=== Dataset excerpts ===

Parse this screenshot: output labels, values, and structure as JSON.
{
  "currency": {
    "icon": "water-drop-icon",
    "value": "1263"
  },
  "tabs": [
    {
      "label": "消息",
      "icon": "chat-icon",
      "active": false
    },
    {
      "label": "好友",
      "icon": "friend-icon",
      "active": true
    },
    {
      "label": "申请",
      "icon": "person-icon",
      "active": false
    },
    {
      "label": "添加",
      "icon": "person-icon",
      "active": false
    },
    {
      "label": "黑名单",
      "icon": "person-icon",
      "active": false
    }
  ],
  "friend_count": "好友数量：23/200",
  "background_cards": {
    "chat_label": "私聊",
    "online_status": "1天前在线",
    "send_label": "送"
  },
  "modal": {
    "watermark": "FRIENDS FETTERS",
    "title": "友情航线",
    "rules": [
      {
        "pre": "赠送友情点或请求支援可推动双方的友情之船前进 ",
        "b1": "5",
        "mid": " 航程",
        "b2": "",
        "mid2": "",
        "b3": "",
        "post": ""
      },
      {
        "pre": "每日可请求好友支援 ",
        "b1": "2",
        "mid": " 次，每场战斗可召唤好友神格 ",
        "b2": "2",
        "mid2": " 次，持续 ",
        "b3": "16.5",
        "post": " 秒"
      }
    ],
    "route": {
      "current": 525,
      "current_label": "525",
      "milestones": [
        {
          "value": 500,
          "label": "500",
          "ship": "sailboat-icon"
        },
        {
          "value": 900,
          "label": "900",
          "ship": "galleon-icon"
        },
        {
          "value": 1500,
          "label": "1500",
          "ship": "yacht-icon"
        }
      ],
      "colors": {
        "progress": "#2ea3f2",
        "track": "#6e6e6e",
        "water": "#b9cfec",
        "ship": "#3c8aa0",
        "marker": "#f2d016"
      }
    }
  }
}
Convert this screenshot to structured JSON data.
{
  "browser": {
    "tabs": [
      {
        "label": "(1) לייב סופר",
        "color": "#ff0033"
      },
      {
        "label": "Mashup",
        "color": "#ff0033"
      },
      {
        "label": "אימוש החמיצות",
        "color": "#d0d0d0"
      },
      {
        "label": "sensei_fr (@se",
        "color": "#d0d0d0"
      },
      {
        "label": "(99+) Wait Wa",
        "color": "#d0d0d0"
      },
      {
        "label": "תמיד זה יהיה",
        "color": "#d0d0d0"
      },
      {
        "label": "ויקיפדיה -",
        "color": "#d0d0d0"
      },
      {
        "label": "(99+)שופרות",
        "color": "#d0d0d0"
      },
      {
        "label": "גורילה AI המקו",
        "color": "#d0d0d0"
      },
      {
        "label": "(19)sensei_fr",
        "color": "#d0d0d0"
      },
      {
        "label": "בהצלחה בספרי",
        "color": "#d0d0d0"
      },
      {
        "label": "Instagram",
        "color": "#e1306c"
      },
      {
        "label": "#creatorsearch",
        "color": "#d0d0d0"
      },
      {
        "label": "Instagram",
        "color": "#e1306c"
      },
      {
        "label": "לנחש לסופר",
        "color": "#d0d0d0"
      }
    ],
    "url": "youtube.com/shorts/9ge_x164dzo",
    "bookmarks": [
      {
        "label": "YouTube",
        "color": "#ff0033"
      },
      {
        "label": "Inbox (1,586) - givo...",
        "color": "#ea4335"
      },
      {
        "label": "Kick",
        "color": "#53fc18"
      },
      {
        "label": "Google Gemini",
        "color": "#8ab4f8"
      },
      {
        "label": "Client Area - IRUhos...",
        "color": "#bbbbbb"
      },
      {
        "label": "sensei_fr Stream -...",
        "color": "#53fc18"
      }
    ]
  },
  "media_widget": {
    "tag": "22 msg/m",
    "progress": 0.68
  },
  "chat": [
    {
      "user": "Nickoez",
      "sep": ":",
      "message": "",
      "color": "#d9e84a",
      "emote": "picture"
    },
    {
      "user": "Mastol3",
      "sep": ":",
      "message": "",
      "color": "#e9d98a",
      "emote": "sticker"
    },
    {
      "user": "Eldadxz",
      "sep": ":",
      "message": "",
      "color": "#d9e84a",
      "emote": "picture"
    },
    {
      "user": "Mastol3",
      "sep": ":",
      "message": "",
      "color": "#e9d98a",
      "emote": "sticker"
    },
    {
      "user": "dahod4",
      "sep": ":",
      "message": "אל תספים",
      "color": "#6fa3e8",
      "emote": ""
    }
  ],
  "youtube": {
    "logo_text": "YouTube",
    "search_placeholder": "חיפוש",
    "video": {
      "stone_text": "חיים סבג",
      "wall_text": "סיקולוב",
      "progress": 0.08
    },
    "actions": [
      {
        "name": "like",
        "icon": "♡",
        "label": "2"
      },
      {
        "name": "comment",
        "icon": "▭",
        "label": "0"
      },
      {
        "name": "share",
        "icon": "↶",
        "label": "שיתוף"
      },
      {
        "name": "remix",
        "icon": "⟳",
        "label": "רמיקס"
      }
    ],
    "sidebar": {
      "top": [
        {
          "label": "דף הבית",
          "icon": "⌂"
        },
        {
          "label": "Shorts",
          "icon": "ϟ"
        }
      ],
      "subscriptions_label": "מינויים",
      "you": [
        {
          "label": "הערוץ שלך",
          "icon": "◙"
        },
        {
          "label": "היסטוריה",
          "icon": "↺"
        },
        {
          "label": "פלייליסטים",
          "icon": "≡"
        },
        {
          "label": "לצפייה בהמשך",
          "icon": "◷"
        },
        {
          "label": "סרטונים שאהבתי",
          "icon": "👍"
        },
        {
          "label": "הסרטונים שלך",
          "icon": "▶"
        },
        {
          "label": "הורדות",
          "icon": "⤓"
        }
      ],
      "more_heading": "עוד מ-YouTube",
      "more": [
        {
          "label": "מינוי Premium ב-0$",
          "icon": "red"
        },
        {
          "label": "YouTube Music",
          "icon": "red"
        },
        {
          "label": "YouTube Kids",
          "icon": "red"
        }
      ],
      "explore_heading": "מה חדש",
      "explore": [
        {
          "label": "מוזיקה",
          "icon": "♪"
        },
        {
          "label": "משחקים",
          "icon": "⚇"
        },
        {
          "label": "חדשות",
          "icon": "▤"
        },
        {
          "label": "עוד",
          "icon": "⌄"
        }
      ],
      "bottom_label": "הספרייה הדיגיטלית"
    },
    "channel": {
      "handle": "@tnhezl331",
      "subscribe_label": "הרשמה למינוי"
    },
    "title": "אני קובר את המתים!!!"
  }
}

===

Without leaving anything out, quote all the data.

Worked answer |
Parse this screenshot: output labels, values, and structure as JSON.
{
  "currency": {
    "icon": "water-drop-icon",
    "value": "1263"
  },
  "tabs": [
    {
      "label": "消息",
      "icon": "chat-icon",
      "active": false
    },
    {
      "label": "好友",
      "icon": "friend-icon",
      "active": true
    },
    {
      "label": "申请",
      "icon": "person-icon",
      "active": false
    },
    {
      "label": "添加",
      "icon": "person-icon",
      "active": false
    },
    {
      "label": "黑名单",
      "icon": "person-icon",
      "active": false
    }
  ],
  "friend_count": "好友数量：23/200",
  "background_cards": {
    "chat_label": "私聊",
    "online_status": "1天前在线",
    "send_label": "送"
  },
  "modal": {
    "watermark": "FRIENDS FETTERS",
    "title": "友情航线",
    "rules": [
      {
        "pre": "赠送友情点或请求支援可推动双方的友情之船前进 ",
        "b1": "5",
        "mid": " 航程",
        "b2": "",
        "mid2": "",
        "b3": "",
        "post": ""
      },
      {
        "pre": "每日可请求好友支援 ",
        "b1": "2",
        "mid": " 次，每场战斗可召唤好友神格 ",
        "b2": "2",
        "mid2": " 次，持续 ",
        "b3": "16.5",
        "post": " 秒"
      }
    ],
    "route": {
      "current": 525,
      "current_label": "525",
      "milestones": [
        {
          "value": 500,
          "label": "500",
          "ship": "sailboat-icon"
        },
        {
          "value": 900,
          "label": "900",
          "ship": "galleon-icon"
        },
        {
          "value": 1500,
          "label": "1500",
          "ship": "yacht-icon"
        }
      ],
      "colors": {
        "progress": "#2ea3f2",
        "track": "#6e6e6e",
        "water": "#b9cfec",
        "ship": "#3c8aa0",
        "marker": "#f2d016"
      }
    }
  }
}
Convert this screenshot to structured JSON data.
{
  "browser": {
    "tabs": [
      {
        "label": "(1) לייב סופר",
        "color": "#ff0033"
      },
      {
        "label": "Mashup",
        "color": "#ff0033"
      },
      {
        "label": "אימוש החמיצות",
        "color": "#d0d0d0"
      },
      {
        "label": "sensei_fr (@se",
        "color": "#d0d0d0"
      },
      {
        "label": "(99+) Wait Wa",
        "color": "#d0d0d0"
      },
      {
        "label": "תמיד זה יהיה",
        "color": "#d0d0d0"
      },
      {
        "label": "ויקיפדיה -",
        "color": "#d0d0d0"
      },
      {
        "label": "(99+)שופרות",
        "color": "#d0d0d0"
      },
      {
        "label": "גורילה AI המקו",
        "color": "#d0d0d0"
      },
      {
        "label": "(19)sensei_fr",
        "color": "#d0d0d0"
      },
      {
        "label": "בהצלחה בספרי",
        "color": "#d0d0d0"
      },
      {
        "label": "Instagram",
        "color": "#e1306c"
      },
      {
        "label": "#creatorsearch",
        "color": "#d0d0d0"
      },
      {
        "label": "Instagram",
        "color": "#e1306c"
      },
      {
        "label": "לנחש לסופר",
        "color": "#d0d0d0"
      }
    ],
    "url": "youtube.com/shorts/9ge_x164dzo",
    "bookmarks": [
      {
        "label": "YouTube",
        "color": "#ff0033"
      },
      {
        "label": "Inbox (1,586) - givo...",
        "color": "#ea4335"
      },
      {
        "label": "Kick",
        "color": "#53fc18"
      },
      {
        "label": "Google Gemini",
        "color": "#8ab4f8"
      },
      {
        "label": "Client Area - IRUhos...",
        "color": "#bbbbbb"
      },
      {
        "label": "sensei_fr Stream -...",
        "color": "#53fc18"
      }
    ]
  },
  "media_widget": {
    "tag": "22 msg/m",
    "progress": 0.68
  },
  "chat": [
    {
      "user": "Nickoez",
      "sep": ":",
      "message": "",
      "color": "#d9e84a",
      "emote": "picture"
    },
    {
      "user": "Mastol3",
      "sep": ":",
      "message": "",
      "color": "#e9d98a",
      "emote": "sticker"
    },
    {
      "user": "Eldadxz",
      "sep": ":",
      "message": "",
      "color": "#d9e84a",
      "emote": "picture"
    },
    {
      "user": "Mastol3",
      "sep": ":",
      "message": "",
      "color": "#e9d98a",
      "emote": "sticker"
    },
    {
      "user": "dahod4",
      "sep": ":",
      "message": "אל תספים",
      "color": "#6fa3e8",
      "emote": ""
    }
  ],
  "youtube": {
    "logo_text": "YouTube",
    "search_placeholder": "חיפוש",
    "video": {
      "stone_text": "חיים סבג",
      "wall_text": "סיקולוב",
      "progress": 0.08
    },
    "actions": [
      {
        "name": "like",
        "icon": "♡",
        "label": "2"
      },
      {
        "name": "comment",
        "icon": "▭",
        "label": "0"
      },
      {
        "name": "share",
        "icon": "↶",
        "label": "שיתוף"
      },
      {
        "name": "remix",
        "icon": "⟳",
        "label": "רמיקס"
      }
    ],
    "sidebar": {
      "top": [
        {
          "label": "דף הבית",
          "icon": "⌂"
        },
        {
          "label": "Shorts",
          "icon": "ϟ"
        }
      ],
      "subscriptions_label": "מינויים",
      "you": [
        {
          "label": "הערוץ שלך",
          "icon": "◙"
        },
        {
          "label": "היסטוריה",
          "icon": "↺"
        },
        {
          "label": "פלייליסטים",
          "icon": "≡"
        },
        {
          "label": "לצפייה בהמשך",
          "icon": "◷"
        },
        {
          "label": "סרטונים שאהבתי",
          "icon": "👍"
        },
        {
          "label": "הסרטונים שלך",
          "icon": "▶"
        },
        {
          "label": "הורדות",
          "icon": "⤓"
        }
      ],
      "more_heading": "עוד מ-YouTube",
      "more": [
        {
          "label": "מינוי Premium ב-0$",
          "icon": "red"
        },
        {
          "label": "YouTube Music",
          "icon": "red"
        },
        {
          "label": "YouTube Kids",
          "icon": "red"
        }
      ],
      "explore_heading": "מה חדש",
      "explore": [
        {
          "label": "מוזיקה",
          "icon": "♪"
        },
        {
          "label": "משחקים",
          "icon": "⚇"
        },
        {
          "label": "חדשות",
          "icon": "▤"
        },
        {
          "label": "עוד",
          "icon": "⌄"
        }
      ],
      "bottom_label": "הספרייה הדיגיטלית"
    },
    "channel": {
      "handle": "@tnhezl331",
      "subscribe_label": "הרשמה למינוי"
    },
    "title": "אני קובר את המתים!!!"
  }
}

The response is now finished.